Do this - Look through the material below. Copy each line that contains the string "screenshot".

Extracted records

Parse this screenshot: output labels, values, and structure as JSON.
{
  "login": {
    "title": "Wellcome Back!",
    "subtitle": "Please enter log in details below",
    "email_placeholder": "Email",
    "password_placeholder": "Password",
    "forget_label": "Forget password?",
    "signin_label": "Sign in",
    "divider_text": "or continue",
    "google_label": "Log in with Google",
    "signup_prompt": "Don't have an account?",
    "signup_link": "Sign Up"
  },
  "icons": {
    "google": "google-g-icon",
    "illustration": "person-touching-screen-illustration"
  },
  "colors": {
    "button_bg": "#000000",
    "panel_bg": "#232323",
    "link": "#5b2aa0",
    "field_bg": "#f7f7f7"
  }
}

==

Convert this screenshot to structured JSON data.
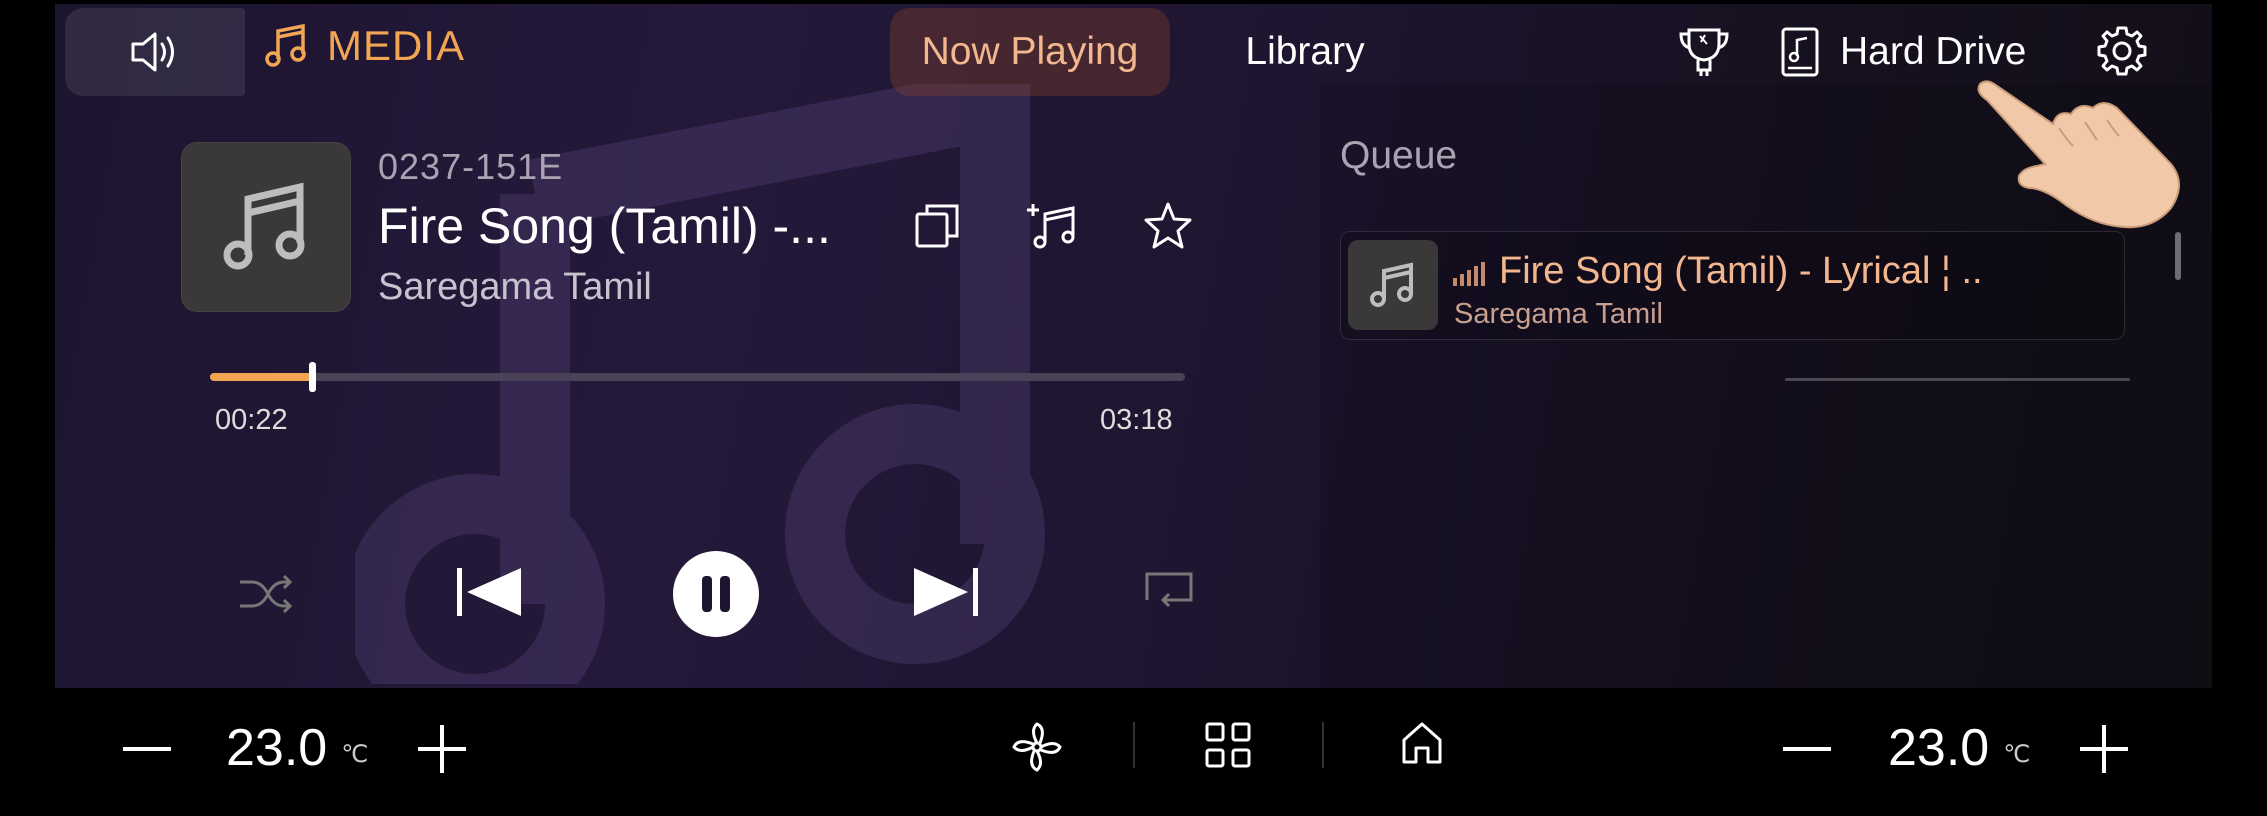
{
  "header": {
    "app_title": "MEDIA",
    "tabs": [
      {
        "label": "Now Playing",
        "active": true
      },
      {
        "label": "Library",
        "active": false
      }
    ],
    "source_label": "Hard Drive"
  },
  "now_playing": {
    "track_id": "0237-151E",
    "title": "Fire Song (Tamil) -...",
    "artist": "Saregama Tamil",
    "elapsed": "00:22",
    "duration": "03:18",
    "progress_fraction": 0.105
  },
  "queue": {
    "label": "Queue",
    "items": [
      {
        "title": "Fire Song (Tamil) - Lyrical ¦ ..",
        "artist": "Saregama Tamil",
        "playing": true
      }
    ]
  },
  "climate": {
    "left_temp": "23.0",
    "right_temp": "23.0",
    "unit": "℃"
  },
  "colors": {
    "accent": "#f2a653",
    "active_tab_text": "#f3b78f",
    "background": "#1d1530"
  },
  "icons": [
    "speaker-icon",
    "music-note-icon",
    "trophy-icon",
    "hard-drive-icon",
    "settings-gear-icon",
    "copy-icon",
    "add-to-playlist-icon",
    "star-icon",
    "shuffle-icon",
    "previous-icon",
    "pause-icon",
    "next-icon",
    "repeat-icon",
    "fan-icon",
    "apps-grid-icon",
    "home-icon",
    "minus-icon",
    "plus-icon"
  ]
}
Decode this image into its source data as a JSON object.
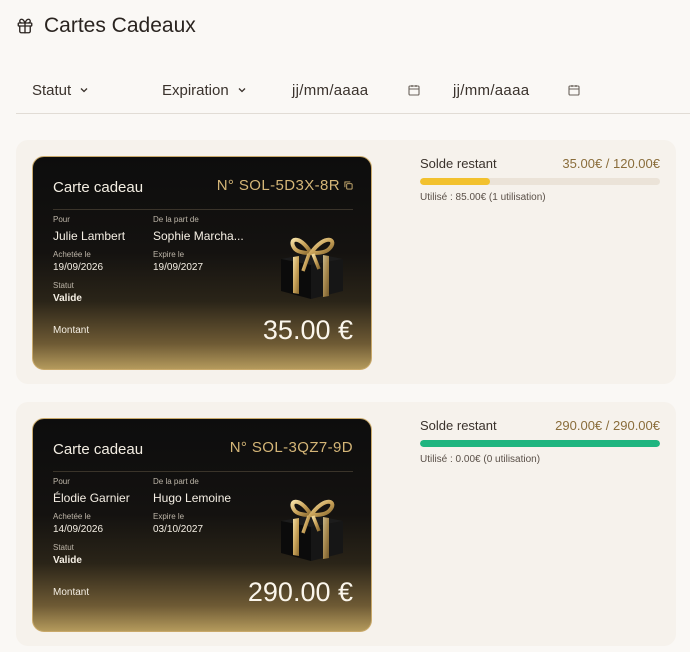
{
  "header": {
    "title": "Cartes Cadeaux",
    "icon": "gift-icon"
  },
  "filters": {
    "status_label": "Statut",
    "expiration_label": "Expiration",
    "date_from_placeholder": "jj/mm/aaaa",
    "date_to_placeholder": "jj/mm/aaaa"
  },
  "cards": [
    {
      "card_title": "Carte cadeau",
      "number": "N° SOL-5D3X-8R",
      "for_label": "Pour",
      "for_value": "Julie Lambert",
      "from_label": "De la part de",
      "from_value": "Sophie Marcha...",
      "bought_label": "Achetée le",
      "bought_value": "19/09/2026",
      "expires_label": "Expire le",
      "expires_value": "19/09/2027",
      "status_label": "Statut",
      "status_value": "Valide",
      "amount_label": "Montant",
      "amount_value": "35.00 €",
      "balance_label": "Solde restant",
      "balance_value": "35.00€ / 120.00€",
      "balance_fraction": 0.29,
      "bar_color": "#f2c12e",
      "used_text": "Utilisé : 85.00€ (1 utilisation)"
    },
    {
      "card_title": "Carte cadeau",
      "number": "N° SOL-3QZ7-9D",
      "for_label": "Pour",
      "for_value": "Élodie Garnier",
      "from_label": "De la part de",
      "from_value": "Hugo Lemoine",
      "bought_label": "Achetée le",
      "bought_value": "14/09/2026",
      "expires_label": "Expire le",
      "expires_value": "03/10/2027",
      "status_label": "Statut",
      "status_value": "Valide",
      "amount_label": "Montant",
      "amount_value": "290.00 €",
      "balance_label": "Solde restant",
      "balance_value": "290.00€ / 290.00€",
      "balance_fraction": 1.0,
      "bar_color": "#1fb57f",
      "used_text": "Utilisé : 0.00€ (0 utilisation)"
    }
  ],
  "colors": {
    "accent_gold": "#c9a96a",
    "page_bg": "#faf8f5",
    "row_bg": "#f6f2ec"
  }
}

Solution below -
Parse this screenshot: output labels, values, and structure as JSON.
Convert this screenshot to structured JSON data.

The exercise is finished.